■ **Page element annotations**:
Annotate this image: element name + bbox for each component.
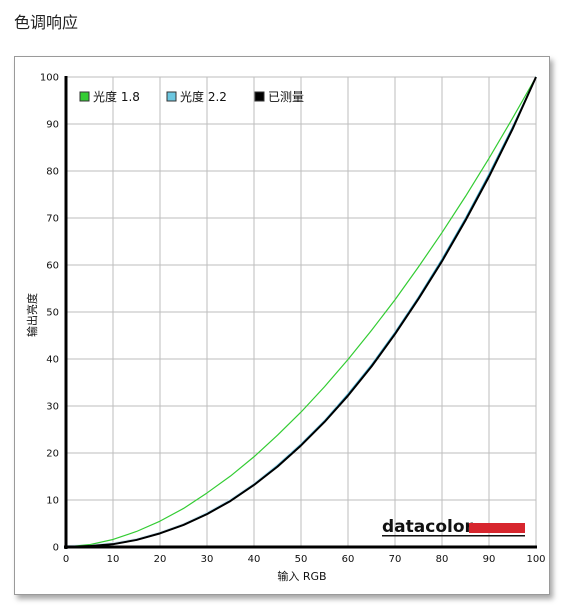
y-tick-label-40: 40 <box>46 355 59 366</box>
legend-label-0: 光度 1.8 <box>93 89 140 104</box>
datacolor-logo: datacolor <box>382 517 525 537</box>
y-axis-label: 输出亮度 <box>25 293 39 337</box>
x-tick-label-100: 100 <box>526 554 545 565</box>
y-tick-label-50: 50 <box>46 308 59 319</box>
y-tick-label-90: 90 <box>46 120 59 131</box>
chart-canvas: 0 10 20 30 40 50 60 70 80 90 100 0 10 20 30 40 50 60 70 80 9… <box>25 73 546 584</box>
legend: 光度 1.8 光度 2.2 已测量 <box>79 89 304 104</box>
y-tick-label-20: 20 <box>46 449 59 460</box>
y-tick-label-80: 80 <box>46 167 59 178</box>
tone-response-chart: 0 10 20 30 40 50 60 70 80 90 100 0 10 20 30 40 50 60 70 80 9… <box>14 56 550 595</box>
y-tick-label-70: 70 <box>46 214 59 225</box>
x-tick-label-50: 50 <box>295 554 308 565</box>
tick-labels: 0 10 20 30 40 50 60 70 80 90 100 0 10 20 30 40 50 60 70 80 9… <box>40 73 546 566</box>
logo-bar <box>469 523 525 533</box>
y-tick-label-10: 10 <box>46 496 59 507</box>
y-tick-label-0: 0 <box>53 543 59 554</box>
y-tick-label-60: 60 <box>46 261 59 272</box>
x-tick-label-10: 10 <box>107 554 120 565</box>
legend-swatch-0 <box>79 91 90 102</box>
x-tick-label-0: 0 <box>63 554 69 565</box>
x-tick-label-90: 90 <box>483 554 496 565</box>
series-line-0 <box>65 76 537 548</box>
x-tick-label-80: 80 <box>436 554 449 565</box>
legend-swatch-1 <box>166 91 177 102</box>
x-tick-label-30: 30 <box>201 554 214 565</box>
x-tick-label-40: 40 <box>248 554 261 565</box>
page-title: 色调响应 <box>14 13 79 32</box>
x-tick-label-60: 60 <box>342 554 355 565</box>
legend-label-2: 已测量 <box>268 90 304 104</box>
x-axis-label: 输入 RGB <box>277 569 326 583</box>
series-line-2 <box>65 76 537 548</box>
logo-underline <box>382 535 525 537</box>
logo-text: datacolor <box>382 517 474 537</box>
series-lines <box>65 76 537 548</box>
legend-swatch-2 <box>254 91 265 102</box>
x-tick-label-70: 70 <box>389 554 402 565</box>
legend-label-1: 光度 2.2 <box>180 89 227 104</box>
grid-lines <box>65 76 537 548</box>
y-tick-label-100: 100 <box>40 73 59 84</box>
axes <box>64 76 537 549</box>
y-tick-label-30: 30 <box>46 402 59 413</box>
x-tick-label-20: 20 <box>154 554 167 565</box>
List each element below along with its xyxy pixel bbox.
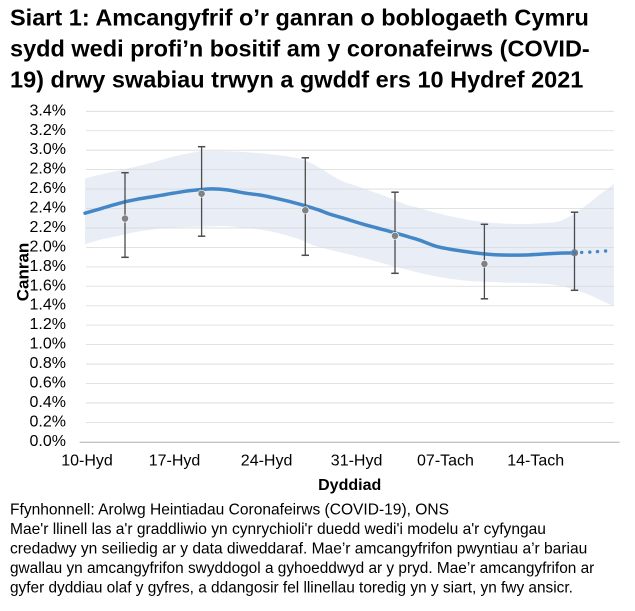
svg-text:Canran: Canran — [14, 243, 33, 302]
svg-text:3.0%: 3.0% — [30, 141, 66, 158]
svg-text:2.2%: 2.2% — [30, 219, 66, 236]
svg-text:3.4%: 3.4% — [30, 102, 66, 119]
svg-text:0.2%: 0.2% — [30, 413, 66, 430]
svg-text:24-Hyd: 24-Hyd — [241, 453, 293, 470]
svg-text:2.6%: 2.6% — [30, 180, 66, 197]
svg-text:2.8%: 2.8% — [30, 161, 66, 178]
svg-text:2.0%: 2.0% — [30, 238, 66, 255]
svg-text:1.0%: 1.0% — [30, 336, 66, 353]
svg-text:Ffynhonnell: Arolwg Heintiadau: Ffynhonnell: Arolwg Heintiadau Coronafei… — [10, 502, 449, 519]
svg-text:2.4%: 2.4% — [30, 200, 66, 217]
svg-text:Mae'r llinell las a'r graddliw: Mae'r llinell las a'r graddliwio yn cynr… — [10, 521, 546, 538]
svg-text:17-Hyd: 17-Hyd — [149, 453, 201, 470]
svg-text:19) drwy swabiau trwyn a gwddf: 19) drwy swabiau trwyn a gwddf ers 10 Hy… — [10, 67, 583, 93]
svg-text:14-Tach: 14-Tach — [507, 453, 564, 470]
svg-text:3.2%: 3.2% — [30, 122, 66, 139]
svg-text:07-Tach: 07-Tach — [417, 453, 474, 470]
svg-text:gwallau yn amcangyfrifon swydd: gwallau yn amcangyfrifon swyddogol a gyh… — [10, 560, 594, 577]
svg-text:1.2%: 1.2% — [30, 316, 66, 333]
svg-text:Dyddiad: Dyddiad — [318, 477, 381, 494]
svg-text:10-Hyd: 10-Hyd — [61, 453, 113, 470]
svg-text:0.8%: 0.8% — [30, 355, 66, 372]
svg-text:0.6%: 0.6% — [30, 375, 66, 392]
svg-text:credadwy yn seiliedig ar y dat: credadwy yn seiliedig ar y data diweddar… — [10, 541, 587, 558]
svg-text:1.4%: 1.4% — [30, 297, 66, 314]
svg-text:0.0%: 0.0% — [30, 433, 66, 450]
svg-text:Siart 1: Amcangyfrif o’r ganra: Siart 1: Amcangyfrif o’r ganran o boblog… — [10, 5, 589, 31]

■ **TASK**: Convert the part of the material above that opens with the line containing "svg-text:Canran: Canran — [14, 243, 33, 302]" and runs to the end of the material into a Markdown table, with a "No." column numbering each row and an "Entry" column holding the line, leaving out blank lines.

■ **OUTPUT**:
| No. | Entry |
|---|---|
| 1 | svg-text:Canran: Canran — [14, 243, 33, 302] |
| 2 | svg-text:3.0%: 3.0% — [30, 141, 66, 158] |
| 3 | svg-text:2.2%: 2.2% — [30, 219, 66, 236] |
| 4 | svg-text:3.4%: 3.4% — [30, 102, 66, 119] |
| 5 | svg-text:0.2%: 0.2% — [30, 413, 66, 430] |
| 6 | svg-text:24-Hyd: 24-Hyd — [241, 453, 293, 470] |
| 7 | svg-text:2.6%: 2.6% — [30, 180, 66, 197] |
| 8 | svg-text:2.8%: 2.8% — [30, 161, 66, 178] |
| 9 | svg-text:2.0%: 2.0% — [30, 238, 66, 255] |
| 10 | svg-text:1.0%: 1.0% — [30, 336, 66, 353] |
| 11 | svg-text:Ffynhonnell: Arolwg Heintiadau: Ffynhonnell: Arolwg Heintiadau Coronafei… — [10, 502, 449, 519] |
| 12 | svg-text:2.4%: 2.4% — [30, 200, 66, 217] |
| 13 | svg-text:Mae'r llinell las a'r graddliw: Mae'r llinell las a'r graddliwio yn cynr… — [10, 521, 546, 538] |
| 14 | svg-text:17-Hyd: 17-Hyd — [149, 453, 201, 470] |
| 15 | svg-text:19) drwy swabiau trwyn a gwddf: 19) drwy swabiau trwyn a gwddf ers 10 Hy… — [10, 67, 583, 93] |
| 16 | svg-text:14-Tach: 14-Tach — [507, 453, 564, 470] |
| 17 | svg-text:3.2%: 3.2% — [30, 122, 66, 139] |
| 18 | svg-text:07-Tach: 07-Tach — [417, 453, 474, 470] |
| 19 | svg-text:gwallau yn amcangyfrifon swydd: gwallau yn amcangyfrifon swyddogol a gyh… — [10, 560, 594, 577] |
| 20 | svg-text:1.2%: 1.2% — [30, 316, 66, 333] |
| 21 | svg-text:Dyddiad: Dyddiad — [318, 477, 381, 494] |
| 22 | svg-text:10-Hyd: 10-Hyd — [61, 453, 113, 470] |
| 23 | svg-text:0.8%: 0.8% — [30, 355, 66, 372] |
| 24 | svg-text:0.6%: 0.6% — [30, 375, 66, 392] |
| 25 | svg-text:credadwy yn seiliedig ar y dat: credadwy yn seiliedig ar y data diweddar… — [10, 541, 587, 558] |
| 26 | svg-text:1.4%: 1.4% — [30, 297, 66, 314] |
| 27 | svg-text:0.0%: 0.0% — [30, 433, 66, 450] |
| 28 | svg-text:Siart 1: Amcangyfrif o’r ganra: Siart 1: Amcangyfrif o’r ganran o boblog… — [10, 5, 589, 31] |